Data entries
# # # #

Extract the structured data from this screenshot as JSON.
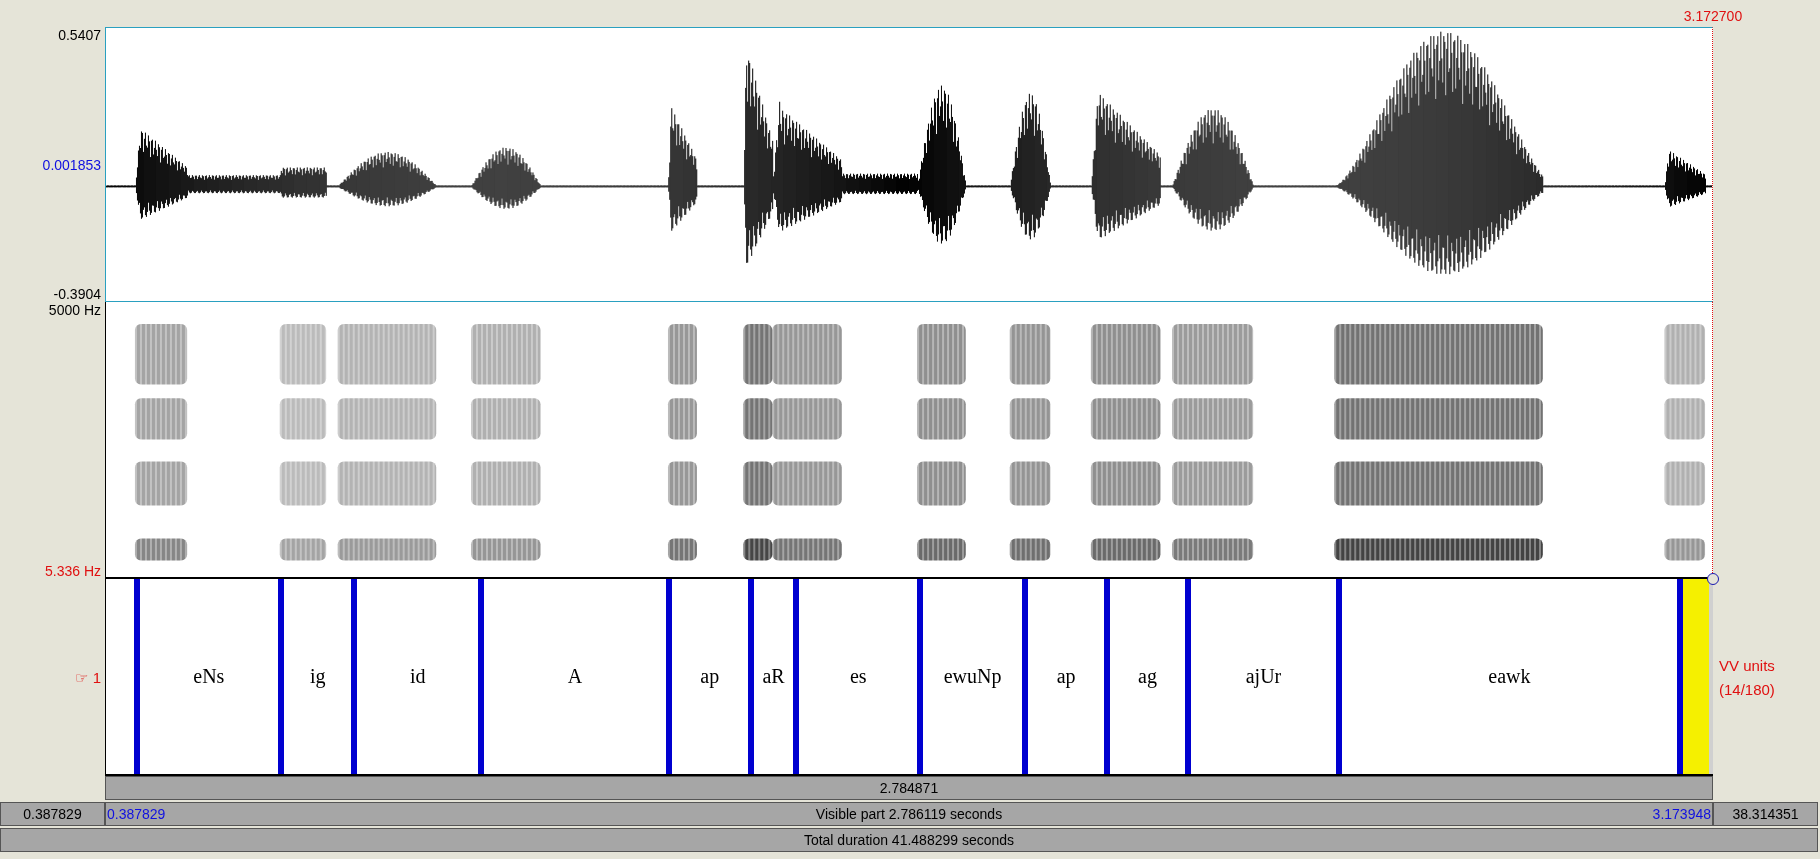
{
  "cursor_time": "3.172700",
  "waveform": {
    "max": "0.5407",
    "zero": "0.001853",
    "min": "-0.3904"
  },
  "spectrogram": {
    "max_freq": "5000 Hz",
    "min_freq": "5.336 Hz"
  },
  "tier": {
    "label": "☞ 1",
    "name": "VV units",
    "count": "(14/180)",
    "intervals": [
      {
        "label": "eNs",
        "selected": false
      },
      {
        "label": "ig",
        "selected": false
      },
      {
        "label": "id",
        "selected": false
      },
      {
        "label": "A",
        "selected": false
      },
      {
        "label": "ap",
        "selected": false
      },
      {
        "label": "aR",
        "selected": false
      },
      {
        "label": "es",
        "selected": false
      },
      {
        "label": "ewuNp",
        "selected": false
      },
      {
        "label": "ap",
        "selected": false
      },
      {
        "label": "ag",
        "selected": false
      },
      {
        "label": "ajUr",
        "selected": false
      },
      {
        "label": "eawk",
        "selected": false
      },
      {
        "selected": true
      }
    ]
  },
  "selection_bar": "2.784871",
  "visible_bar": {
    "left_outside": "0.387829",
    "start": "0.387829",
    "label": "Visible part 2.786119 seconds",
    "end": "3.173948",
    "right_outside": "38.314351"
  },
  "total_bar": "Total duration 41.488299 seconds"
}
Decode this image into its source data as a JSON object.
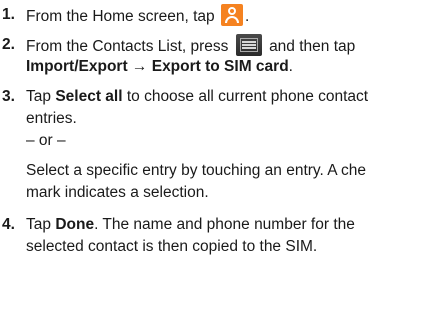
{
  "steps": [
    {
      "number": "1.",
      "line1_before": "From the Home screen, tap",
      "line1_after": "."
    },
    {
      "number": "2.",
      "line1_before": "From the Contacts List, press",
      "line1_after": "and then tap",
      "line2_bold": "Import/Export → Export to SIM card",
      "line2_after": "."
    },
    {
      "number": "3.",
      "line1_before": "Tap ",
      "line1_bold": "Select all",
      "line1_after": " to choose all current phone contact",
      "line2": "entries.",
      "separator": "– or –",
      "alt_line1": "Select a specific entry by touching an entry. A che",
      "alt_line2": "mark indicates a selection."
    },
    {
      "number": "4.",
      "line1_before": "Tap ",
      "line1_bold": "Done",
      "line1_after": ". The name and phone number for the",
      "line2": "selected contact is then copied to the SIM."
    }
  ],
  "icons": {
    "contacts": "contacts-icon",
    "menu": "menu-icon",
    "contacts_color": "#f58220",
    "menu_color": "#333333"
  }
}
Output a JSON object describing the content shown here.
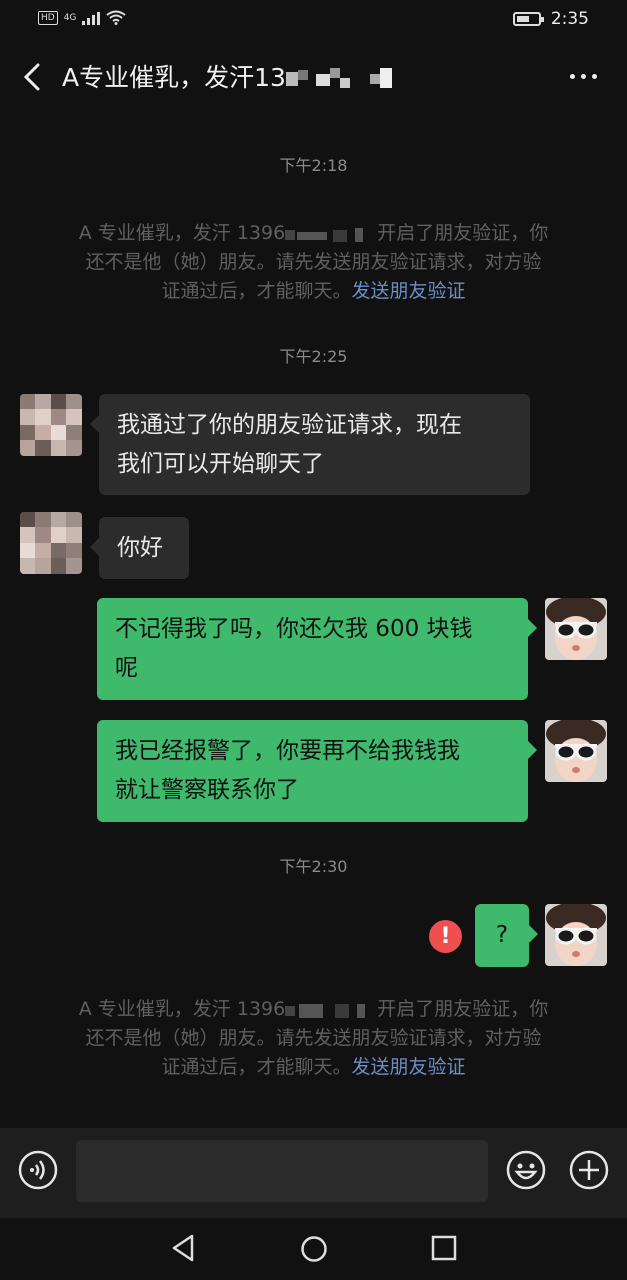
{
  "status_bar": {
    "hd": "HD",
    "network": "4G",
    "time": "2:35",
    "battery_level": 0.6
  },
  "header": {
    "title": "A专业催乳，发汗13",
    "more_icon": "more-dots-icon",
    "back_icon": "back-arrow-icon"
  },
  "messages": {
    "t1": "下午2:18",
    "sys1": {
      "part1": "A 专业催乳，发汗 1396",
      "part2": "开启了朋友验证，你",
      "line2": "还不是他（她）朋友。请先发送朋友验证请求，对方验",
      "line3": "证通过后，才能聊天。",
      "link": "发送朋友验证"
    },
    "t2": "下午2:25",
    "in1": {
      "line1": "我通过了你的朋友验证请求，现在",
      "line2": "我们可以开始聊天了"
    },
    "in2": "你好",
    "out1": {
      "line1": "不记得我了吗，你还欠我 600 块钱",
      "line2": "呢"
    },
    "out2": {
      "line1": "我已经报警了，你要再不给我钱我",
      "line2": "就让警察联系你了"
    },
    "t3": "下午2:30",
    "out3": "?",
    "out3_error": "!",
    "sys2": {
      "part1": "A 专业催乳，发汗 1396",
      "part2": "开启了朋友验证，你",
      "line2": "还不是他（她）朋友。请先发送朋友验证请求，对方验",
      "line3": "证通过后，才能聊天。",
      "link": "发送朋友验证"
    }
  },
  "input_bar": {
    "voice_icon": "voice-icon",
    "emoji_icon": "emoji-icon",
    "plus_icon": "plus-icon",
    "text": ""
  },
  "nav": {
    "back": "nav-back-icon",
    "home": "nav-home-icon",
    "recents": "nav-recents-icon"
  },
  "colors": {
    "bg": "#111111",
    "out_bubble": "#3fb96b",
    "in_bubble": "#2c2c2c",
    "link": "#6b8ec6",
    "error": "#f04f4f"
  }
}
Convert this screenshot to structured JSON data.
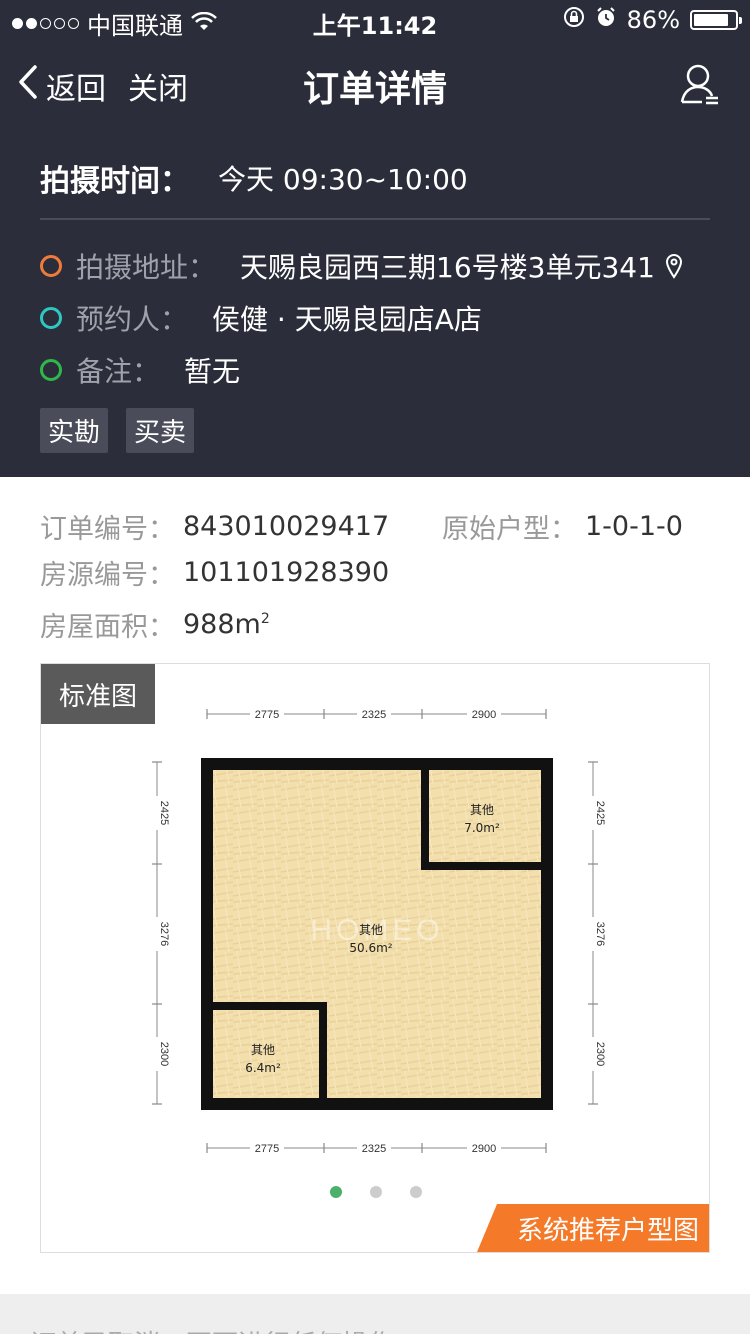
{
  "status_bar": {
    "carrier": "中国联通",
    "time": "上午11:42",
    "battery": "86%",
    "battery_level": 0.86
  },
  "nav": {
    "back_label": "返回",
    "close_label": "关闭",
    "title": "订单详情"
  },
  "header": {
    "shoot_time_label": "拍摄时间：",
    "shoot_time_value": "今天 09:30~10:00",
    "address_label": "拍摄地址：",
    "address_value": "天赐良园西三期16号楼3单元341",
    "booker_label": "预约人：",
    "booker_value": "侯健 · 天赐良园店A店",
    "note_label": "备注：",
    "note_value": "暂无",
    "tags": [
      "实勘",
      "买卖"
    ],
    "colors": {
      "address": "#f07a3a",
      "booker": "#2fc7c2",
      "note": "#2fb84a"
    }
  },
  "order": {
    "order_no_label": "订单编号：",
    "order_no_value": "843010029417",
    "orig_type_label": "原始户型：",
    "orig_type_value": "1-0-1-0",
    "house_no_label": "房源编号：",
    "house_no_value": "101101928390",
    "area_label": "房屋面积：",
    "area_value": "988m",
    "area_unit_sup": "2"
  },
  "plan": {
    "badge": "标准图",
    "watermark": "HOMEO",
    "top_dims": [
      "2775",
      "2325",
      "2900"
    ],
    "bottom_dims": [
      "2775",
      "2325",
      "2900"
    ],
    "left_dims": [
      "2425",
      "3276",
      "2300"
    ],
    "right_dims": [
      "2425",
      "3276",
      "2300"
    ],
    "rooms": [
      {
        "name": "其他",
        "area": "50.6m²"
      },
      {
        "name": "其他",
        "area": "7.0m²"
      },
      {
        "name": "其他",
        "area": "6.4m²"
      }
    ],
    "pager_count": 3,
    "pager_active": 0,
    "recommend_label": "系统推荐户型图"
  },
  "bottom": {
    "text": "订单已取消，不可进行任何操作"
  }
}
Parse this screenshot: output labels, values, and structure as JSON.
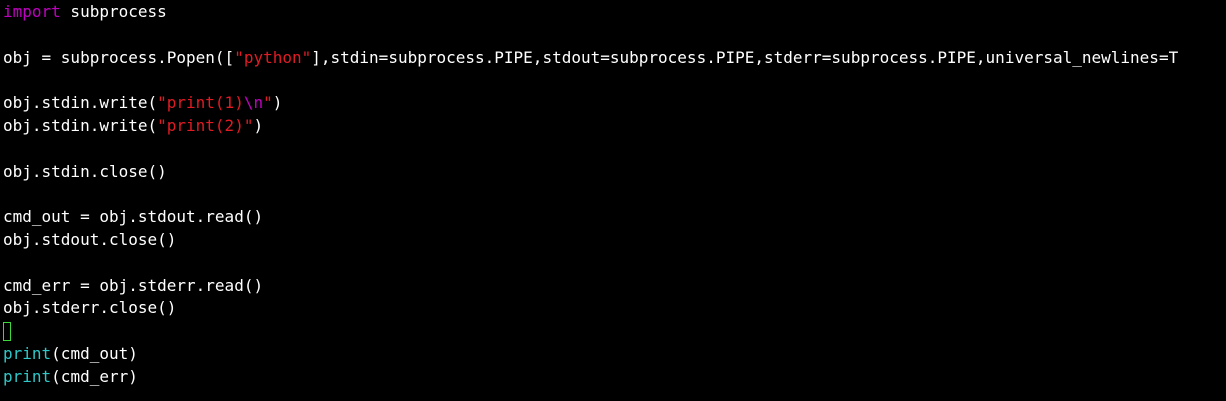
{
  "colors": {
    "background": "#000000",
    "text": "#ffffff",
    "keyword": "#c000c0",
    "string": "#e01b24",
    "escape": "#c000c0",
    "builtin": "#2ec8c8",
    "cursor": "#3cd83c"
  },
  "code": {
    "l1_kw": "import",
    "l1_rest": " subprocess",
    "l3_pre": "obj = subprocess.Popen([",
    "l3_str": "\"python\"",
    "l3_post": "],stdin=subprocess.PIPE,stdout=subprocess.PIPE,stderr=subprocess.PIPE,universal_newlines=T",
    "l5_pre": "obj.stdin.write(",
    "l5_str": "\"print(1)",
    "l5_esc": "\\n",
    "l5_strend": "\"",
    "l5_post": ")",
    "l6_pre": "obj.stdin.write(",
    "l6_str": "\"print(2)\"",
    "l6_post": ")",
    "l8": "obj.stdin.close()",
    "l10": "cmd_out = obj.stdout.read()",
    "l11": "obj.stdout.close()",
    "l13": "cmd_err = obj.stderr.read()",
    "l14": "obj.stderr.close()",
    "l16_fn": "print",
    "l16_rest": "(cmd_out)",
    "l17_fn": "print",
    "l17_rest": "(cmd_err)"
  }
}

# # # #

**Written request**
Every entry above is to be set down exactly; the pictures are to be left out.

**Finished answer**
Extract the structured data from this screenshot as JSON.
{
  "cursor_time": "3.172700",
  "waveform": {
    "max": "0.5407",
    "zero": "0.001853",
    "min": "-0.3904"
  },
  "spectrogram": {
    "max_freq": "5000 Hz",
    "min_freq": "5.336 Hz"
  },
  "tier": {
    "label": "☞ 1",
    "name": "VV units",
    "count": "(14/180)",
    "intervals": [
      {
        "label": "eNs",
        "selected": false
      },
      {
        "label": "ig",
        "selected": false
      },
      {
        "label": "id",
        "selected": false
      },
      {
        "label": "A",
        "selected": false
      },
      {
        "label": "ap",
        "selected": false
      },
      {
        "label": "aR",
        "selected": false
      },
      {
        "label": "es",
        "selected": false
      },
      {
        "label": "ewuNp",
        "selected": false
      },
      {
        "label": "ap",
        "selected": false
      },
      {
        "label": "ag",
        "selected": false
      },
      {
        "label": "ajUr",
        "selected": false
      },
      {
        "label": "eawk",
        "selected": false
      },
      {
        "selected": true
      }
    ]
  },
  "selection_bar": "2.784871",
  "visible_bar": {
    "left_outside": "0.387829",
    "start": "0.387829",
    "label": "Visible part 2.786119 seconds",
    "end": "3.173948",
    "right_outside": "38.314351"
  },
  "total_bar": "Total duration 41.488299 seconds"
}
Decode this image into its source data as a JSON object.
{
  "steps": [
    {
      "number": "1.",
      "line1_before": "From the Home screen, tap",
      "line1_after": "."
    },
    {
      "number": "2.",
      "line1_before": "From the Contacts List, press",
      "line1_after": "and then tap",
      "line2_bold": "Import/Export → Export to SIM card",
      "line2_after": "."
    },
    {
      "number": "3.",
      "line1_before": "Tap ",
      "line1_bold": "Select all",
      "line1_after": " to choose all current phone contact",
      "line2": "entries.",
      "separator": "– or –",
      "alt_line1": "Select a specific entry by touching an entry. A che",
      "alt_line2": "mark indicates a selection."
    },
    {
      "number": "4.",
      "line1_before": "Tap ",
      "line1_bold": "Done",
      "line1_after": ". The name and phone number for the",
      "line2": "selected contact is then copied to the SIM."
    }
  ],
  "icons": {
    "contacts": "contacts-icon",
    "menu": "menu-icon",
    "contacts_color": "#f58220",
    "menu_color": "#333333"
  }
}
Output a JSON object describing the content shown here.
{
  "status_bar": {
    "hd": "HD",
    "network": "4G",
    "time": "2:35",
    "battery_level": 0.6
  },
  "header": {
    "title": "A专业催乳，发汗13",
    "more_icon": "more-dots-icon",
    "back_icon": "back-arrow-icon"
  },
  "messages": {
    "t1": "下午2:18",
    "sys1": {
      "part1": "A 专业催乳，发汗 1396",
      "part2": "开启了朋友验证，你",
      "line2": "还不是他（她）朋友。请先发送朋友验证请求，对方验",
      "line3": "证通过后，才能聊天。",
      "link": "发送朋友验证"
    },
    "t2": "下午2:25",
    "in1": {
      "line1": "我通过了你的朋友验证请求，现在",
      "line2": "我们可以开始聊天了"
    },
    "in2": "你好",
    "out1": {
      "line1": "不记得我了吗，你还欠我 600 块钱",
      "line2": "呢"
    },
    "out2": {
      "line1": "我已经报警了，你要再不给我钱我",
      "line2": "就让警察联系你了"
    },
    "t3": "下午2:30",
    "out3": "?",
    "out3_error": "!",
    "sys2": {
      "part1": "A 专业催乳，发汗 1396",
      "part2": "开启了朋友验证，你",
      "line2": "还不是他（她）朋友。请先发送朋友验证请求，对方验",
      "line3": "证通过后，才能聊天。",
      "link": "发送朋友验证"
    }
  },
  "input_bar": {
    "voice_icon": "voice-icon",
    "emoji_icon": "emoji-icon",
    "plus_icon": "plus-icon",
    "text": ""
  },
  "nav": {
    "back": "nav-back-icon",
    "home": "nav-home-icon",
    "recents": "nav-recents-icon"
  },
  "colors": {
    "bg": "#111111",
    "out_bubble": "#3fb96b",
    "in_bubble": "#2c2c2c",
    "link": "#6b8ec6",
    "error": "#f04f4f"
  }
}
Convert this screenshot to structured JSON data.
{
  "status_bar": {
    "carrier": "中国联通",
    "time": "上午11:42",
    "battery": "86%",
    "battery_level": 0.86
  },
  "nav": {
    "back_label": "返回",
    "close_label": "关闭",
    "title": "订单详情"
  },
  "header": {
    "shoot_time_label": "拍摄时间：",
    "shoot_time_value": "今天 09:30~10:00",
    "address_label": "拍摄地址：",
    "address_value": "天赐良园西三期16号楼3单元341",
    "booker_label": "预约人：",
    "booker_value": "侯健 · 天赐良园店A店",
    "note_label": "备注：",
    "note_value": "暂无",
    "tags": [
      "实勘",
      "买卖"
    ],
    "colors": {
      "address": "#f07a3a",
      "booker": "#2fc7c2",
      "note": "#2fb84a"
    }
  },
  "order": {
    "order_no_label": "订单编号：",
    "order_no_value": "843010029417",
    "orig_type_label": "原始户型：",
    "orig_type_value": "1-0-1-0",
    "house_no_label": "房源编号：",
    "house_no_value": "101101928390",
    "area_label": "房屋面积：",
    "area_value": "988m",
    "area_unit_sup": "2"
  },
  "plan": {
    "badge": "标准图",
    "watermark": "HOMEO",
    "top_dims": [
      "2775",
      "2325",
      "2900"
    ],
    "bottom_dims": [
      "2775",
      "2325",
      "2900"
    ],
    "left_dims": [
      "2425",
      "3276",
      "2300"
    ],
    "right_dims": [
      "2425",
      "3276",
      "2300"
    ],
    "rooms": [
      {
        "name": "其他",
        "area": "50.6m²"
      },
      {
        "name": "其他",
        "area": "7.0m²"
      },
      {
        "name": "其他",
        "area": "6.4m²"
      }
    ],
    "pager_count": 3,
    "pager_active": 0,
    "recommend_label": "系统推荐户型图"
  },
  "bottom": {
    "text": "订单已取消，不可进行任何操作"
  }
}
Parse this screenshot: output labels, values, and structure as JSON.
{
  "colors": {
    "background": "#000000",
    "text": "#ffffff",
    "keyword": "#c000c0",
    "string": "#e01b24",
    "escape": "#c000c0",
    "builtin": "#2ec8c8",
    "cursor": "#3cd83c"
  },
  "code": {
    "l1_kw": "import",
    "l1_rest": " subprocess",
    "l3_pre": "obj = subprocess.Popen([",
    "l3_str": "\"python\"",
    "l3_post": "],stdin=subprocess.PIPE,stdout=subprocess.PIPE,stderr=subprocess.PIPE,universal_newlines=T",
    "l5_pre": "obj.stdin.write(",
    "l5_str": "\"print(1)",
    "l5_esc": "\\n",
    "l5_strend": "\"",
    "l5_post": ")",
    "l6_pre": "obj.stdin.write(",
    "l6_str": "\"print(2)\"",
    "l6_post": ")",
    "l8": "obj.stdin.close()",
    "l10": "cmd_out = obj.stdout.read()",
    "l11": "obj.stdout.close()",
    "l13": "cmd_err = obj.stderr.read()",
    "l14": "obj.stderr.close()",
    "l16_fn": "print",
    "l16_rest": "(cmd_out)",
    "l17_fn": "print",
    "l17_rest": "(cmd_err)"
  }
}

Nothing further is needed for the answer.